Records
• • •
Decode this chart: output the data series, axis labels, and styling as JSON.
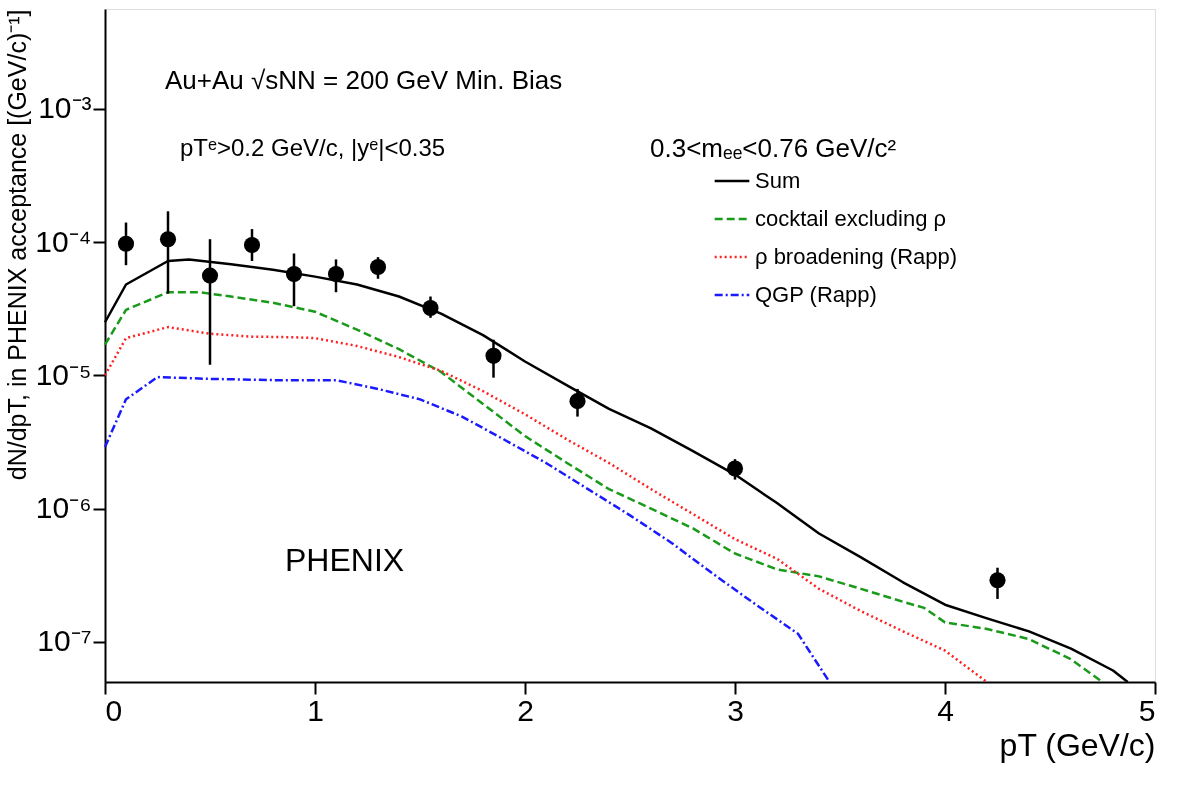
{
  "chart_data": {
    "type": "line",
    "xlabel": "pT (GeV/c)",
    "ylabel": "dN/dpT, in PHENIX acceptance [(GeV/c)⁻¹]",
    "annotations": [
      "Au+Au √sNN = 200 GeV Min. Bias",
      "pTᵉ>0.2 GeV/c, |yᵉ|<0.35",
      "0.3<mₑₑ<0.76 GeV/c²",
      "PHENIX"
    ],
    "log": "y",
    "grid": false,
    "legend": "top right",
    "xlim": [
      0,
      5
    ],
    "xticks": [
      0,
      1,
      2,
      3,
      4,
      5
    ],
    "ylim": [
      5e-08,
      0.0056
    ],
    "yticks": [
      {
        "value": 1e-07,
        "label": "10⁻⁷"
      },
      {
        "value": 1e-06,
        "label": "10⁻⁶"
      },
      {
        "value": 1e-05,
        "label": "10⁻⁵"
      },
      {
        "value": 0.0001,
        "label": "10⁻⁴"
      },
      {
        "value": 0.001,
        "label": "10⁻³"
      }
    ],
    "series": [
      {
        "name": "Sum",
        "color": "#000000",
        "line_style": "solid",
        "x": [
          0.0,
          0.1,
          0.3,
          0.4,
          0.6,
          0.8,
          1.0,
          1.2,
          1.4,
          1.6,
          1.8,
          2.0,
          2.2,
          2.4,
          2.6,
          2.8,
          3.0,
          3.2,
          3.4,
          3.6,
          3.8,
          4.0,
          4.2,
          4.4,
          4.6,
          4.8,
          4.87
        ],
        "values": [
          2.5e-05,
          4.8e-05,
          7.2e-05,
          7.4e-05,
          6.8e-05,
          6.2e-05,
          5.5e-05,
          4.8e-05,
          3.9e-05,
          2.9e-05,
          2e-05,
          1.27e-05,
          8.4e-06,
          5.6e-06,
          4e-06,
          2.7e-06,
          1.8e-06,
          1.1e-06,
          6.5e-07,
          4.3e-07,
          2.8e-07,
          1.9e-07,
          1.5e-07,
          1.2e-07,
          8.9e-08,
          6.1e-08,
          5e-08
        ]
      },
      {
        "name": "cocktail excluding ρ",
        "color": "#1a9a1a",
        "line_style": "dashed",
        "x": [
          0.0,
          0.1,
          0.3,
          0.45,
          0.6,
          0.8,
          1.0,
          1.2,
          1.4,
          1.6,
          1.8,
          2.0,
          2.2,
          2.4,
          2.6,
          2.8,
          3.0,
          3.2,
          3.4,
          3.6,
          3.8,
          3.9,
          4.0,
          4.2,
          4.4,
          4.6,
          4.75
        ],
        "values": [
          1.7e-05,
          3.1e-05,
          4.2e-05,
          4.2e-05,
          3.9e-05,
          3.5e-05,
          3e-05,
          2.2e-05,
          1.57e-05,
          1.06e-05,
          6.1e-06,
          3.5e-06,
          2.2e-06,
          1.4e-06,
          1e-06,
          7.1e-07,
          4.6e-07,
          3.5e-07,
          3.1e-07,
          2.5e-07,
          2e-07,
          1.8e-07,
          1.4e-07,
          1.25e-07,
          1.05e-07,
          7.4e-08,
          5e-08
        ]
      },
      {
        "name": "ρ broadening (Rapp)",
        "color": "#ff2020",
        "line_style": "dotted",
        "x": [
          0.0,
          0.1,
          0.3,
          0.5,
          0.7,
          0.9,
          1.0,
          1.2,
          1.4,
          1.6,
          1.8,
          2.0,
          2.2,
          2.4,
          2.6,
          2.8,
          3.0,
          3.2,
          3.4,
          3.6,
          3.8,
          4.0,
          4.2
        ],
        "values": [
          1e-05,
          1.9e-05,
          2.3e-05,
          2.05e-05,
          1.95e-05,
          1.93e-05,
          1.9e-05,
          1.66e-05,
          1.37e-05,
          1.08e-05,
          7.6e-06,
          5.1e-06,
          3.3e-06,
          2.2e-06,
          1.4e-06,
          9.1e-07,
          5.9e-07,
          4.2e-07,
          2.5e-07,
          1.7e-07,
          1.2e-07,
          8.6e-08,
          5e-08
        ]
      },
      {
        "name": "QGP (Rapp)",
        "color": "#1a1aff",
        "line_style": "dashdot",
        "x": [
          0.0,
          0.1,
          0.25,
          0.5,
          0.8,
          1.1,
          1.3,
          1.5,
          1.7,
          1.9,
          2.1,
          2.3,
          2.5,
          2.7,
          2.9,
          3.1,
          3.3,
          3.45
        ],
        "values": [
          2.9e-06,
          6.6e-06,
          9.7e-06,
          9.4e-06,
          9.2e-06,
          9.2e-06,
          7.9e-06,
          6.6e-06,
          4.9e-06,
          3.3e-06,
          2.2e-06,
          1.4e-06,
          8.9e-07,
          5.5e-07,
          3.2e-07,
          1.9e-07,
          1.15e-07,
          5e-08
        ]
      },
      {
        "type": "scatter",
        "color": "#000000",
        "marker": "circle",
        "x": [
          0.1,
          0.3,
          0.5,
          0.7,
          0.9,
          1.1,
          1.3,
          1.55,
          1.85,
          2.25,
          3.0,
          4.25
        ],
        "values": [
          9.7e-05,
          0.000105,
          5.6e-05,
          9.5e-05,
          5.75e-05,
          5.75e-05,
          6.5e-05,
          3.2e-05,
          1.4e-05,
          6.4e-06,
          2e-06,
          2.9e-07
        ],
        "errors": [
          [
            6.7e-05,
            0.00014
          ],
          [
            4.1e-05,
            0.00017
          ],
          [
            1.2e-05,
            0.000105
          ],
          [
            7.2e-05,
            0.000125
          ],
          [
            3.3e-05,
            8.2e-05
          ],
          [
            4.2e-05,
            7.4e-05
          ],
          [
            5.3e-05,
            7.7e-05
          ],
          [
            2.7e-05,
            3.9e-05
          ],
          [
            9.6e-06,
            1.85e-05
          ],
          [
            4.9e-06,
            7.9e-06
          ],
          [
            1.65e-06,
            2.35e-06
          ],
          [
            2.1e-07,
            3.6e-07
          ]
        ]
      }
    ]
  }
}
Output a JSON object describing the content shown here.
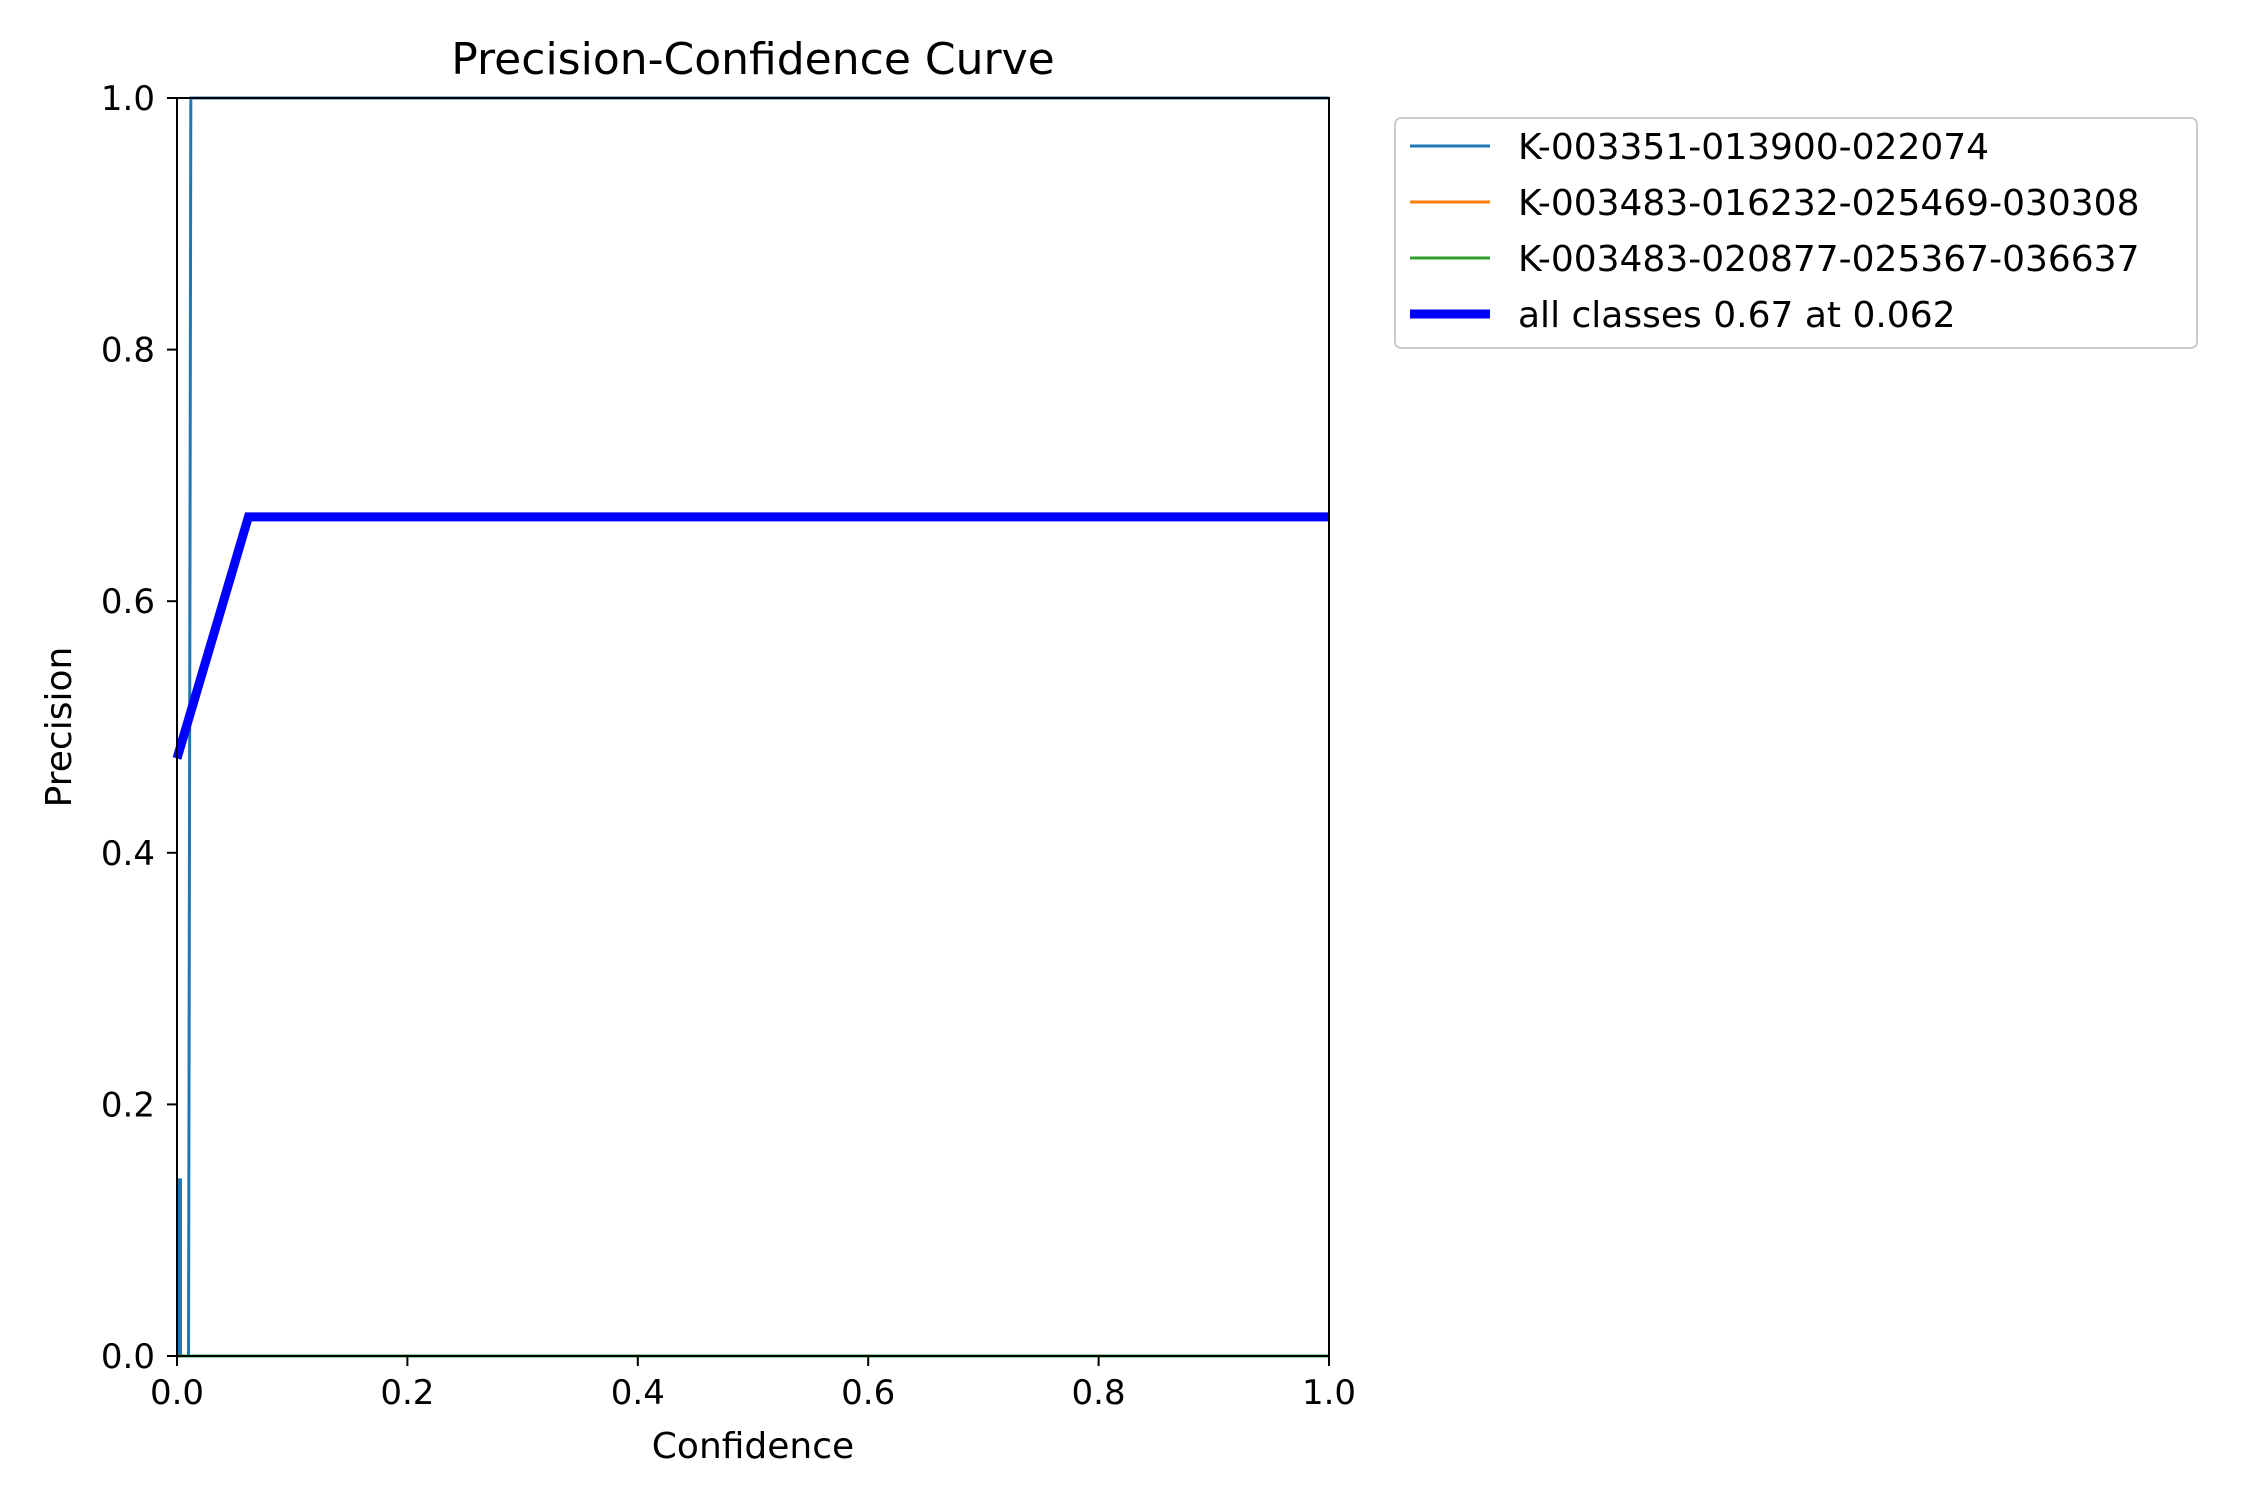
{
  "chart_data": {
    "type": "line",
    "title": "Precision-Confidence Curve",
    "xlabel": "Confidence",
    "ylabel": "Precision",
    "xlim": [
      0,
      1
    ],
    "ylim": [
      0,
      1
    ],
    "xticks": [
      0.0,
      0.2,
      0.4,
      0.6,
      0.8,
      1.0
    ],
    "yticks": [
      0.0,
      0.2,
      0.4,
      0.6,
      0.8,
      1.0
    ],
    "xtick_labels": [
      "0.0",
      "0.2",
      "0.4",
      "0.6",
      "0.8",
      "1.0"
    ],
    "ytick_labels": [
      "0.0",
      "0.2",
      "0.4",
      "0.6",
      "0.8",
      "1.0"
    ],
    "grid": false,
    "legend_placement": "outside upper right",
    "series": [
      {
        "name": "K-003351-013900-022074",
        "color": "#1f77b4",
        "x": [
          0.0,
          0.002,
          0.002,
          0.003,
          0.003,
          0.01,
          0.012,
          0.012,
          1.0
        ],
        "y": [
          0.0,
          0.0,
          0.14,
          0.14,
          0.0,
          0.0,
          1.0,
          1.0,
          1.0
        ]
      },
      {
        "name": "K-003483-016232-025469-030308",
        "color": "#ff7f0e",
        "x": [
          0.0,
          1.0
        ],
        "y": [
          0.0,
          0.0
        ]
      },
      {
        "name": "K-003483-020877-025367-036637",
        "color": "#2ca02c",
        "x": [
          0.0,
          1.0
        ],
        "y": [
          0.0,
          0.0
        ]
      },
      {
        "name": "all classes 0.67 at 0.062",
        "color": "#0000ff",
        "bold": true,
        "x": [
          0.0,
          0.062,
          1.0
        ],
        "y": [
          0.475,
          0.667,
          0.667
        ]
      }
    ]
  }
}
• • •
▶ **WHAT YOU NEED TO DO**
Report each line in the preceding entries that holds the string "color".

▶ **EXERCISE RESPONSE**
        "color": "#000000",
        "color": "#1a9a1a",
        "color": "#ff2020",
        "color": "#1a1aff",
        "color": "#000000",
        "color": "#1f77b4",
        "color": "#ff7f0e",
        "color": "#2ca02c",
        "color": "#0000ff",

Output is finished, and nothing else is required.